* Begin *
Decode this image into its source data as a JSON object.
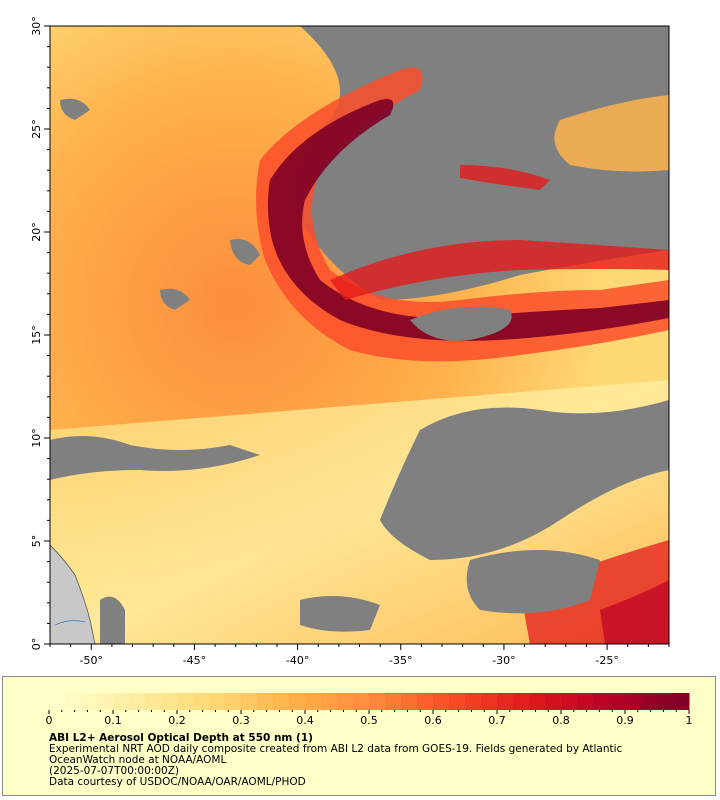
{
  "map": {
    "lon_range": [
      -52,
      -22
    ],
    "lat_range": [
      0,
      30
    ],
    "lon_ticks": [
      -50,
      -45,
      -40,
      -35,
      -30,
      -25
    ],
    "lat_ticks": [
      0,
      5,
      10,
      15,
      20,
      25,
      30
    ],
    "lon_tick_labels": [
      "-50°",
      "-45°",
      "-40°",
      "-35°",
      "-30°",
      "-25°"
    ],
    "lat_tick_labels": [
      "0°",
      "5°",
      "10°",
      "15°",
      "20°",
      "25°",
      "30°"
    ],
    "missing_data_color": "#808080",
    "land_color": "#c8c8c8"
  },
  "colorbar": {
    "min": 0,
    "max": 1,
    "tick_labels": [
      "0",
      "0.1",
      "0.2",
      "0.3",
      "0.4",
      "0.5",
      "0.6",
      "0.7",
      "0.8",
      "0.9",
      "1"
    ],
    "colors": [
      "#ffffcc",
      "#ffeda0",
      "#fed976",
      "#feb24c",
      "#fd8d3c",
      "#fc4e2a",
      "#e31a1c",
      "#bd0026",
      "#800026"
    ]
  },
  "legend": {
    "title": "ABI L2+ Aerosol Optical Depth at 550 nm (1)",
    "description": "Experimental NRT AOD daily composite created from ABI L2 data from GOES-19. Fields generated by Atlantic OceanWatch node at NOAA/AOML",
    "date": "(2025-07-07T00:00:00Z)",
    "credit": "Data courtesy of USDOC/NOAA/OAR/AOML/PHOD"
  }
}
* End *
**What is asked**
Copy the entries above faithfully and omit every image.

**Complete output**
Decode this image into its source data as a JSON object.
{
  "map": {
    "lon_range": [
      -52,
      -22
    ],
    "lat_range": [
      0,
      30
    ],
    "lon_ticks": [
      -50,
      -45,
      -40,
      -35,
      -30,
      -25
    ],
    "lat_ticks": [
      0,
      5,
      10,
      15,
      20,
      25,
      30
    ],
    "lon_tick_labels": [
      "-50°",
      "-45°",
      "-40°",
      "-35°",
      "-30°",
      "-25°"
    ],
    "lat_tick_labels": [
      "0°",
      "5°",
      "10°",
      "15°",
      "20°",
      "25°",
      "30°"
    ],
    "missing_data_color": "#808080",
    "land_color": "#c8c8c8"
  },
  "colorbar": {
    "min": 0,
    "max": 1,
    "tick_labels": [
      "0",
      "0.1",
      "0.2",
      "0.3",
      "0.4",
      "0.5",
      "0.6",
      "0.7",
      "0.8",
      "0.9",
      "1"
    ],
    "colors": [
      "#ffffcc",
      "#ffeda0",
      "#fed976",
      "#feb24c",
      "#fd8d3c",
      "#fc4e2a",
      "#e31a1c",
      "#bd0026",
      "#800026"
    ]
  },
  "legend": {
    "title": "ABI L2+ Aerosol Optical Depth at 550 nm (1)",
    "description": "Experimental NRT AOD daily composite created from ABI L2 data from GOES-19. Fields generated by Atlantic OceanWatch node at NOAA/AOML",
    "date": "(2025-07-07T00:00:00Z)",
    "credit": "Data courtesy of USDOC/NOAA/OAR/AOML/PHOD"
  }
}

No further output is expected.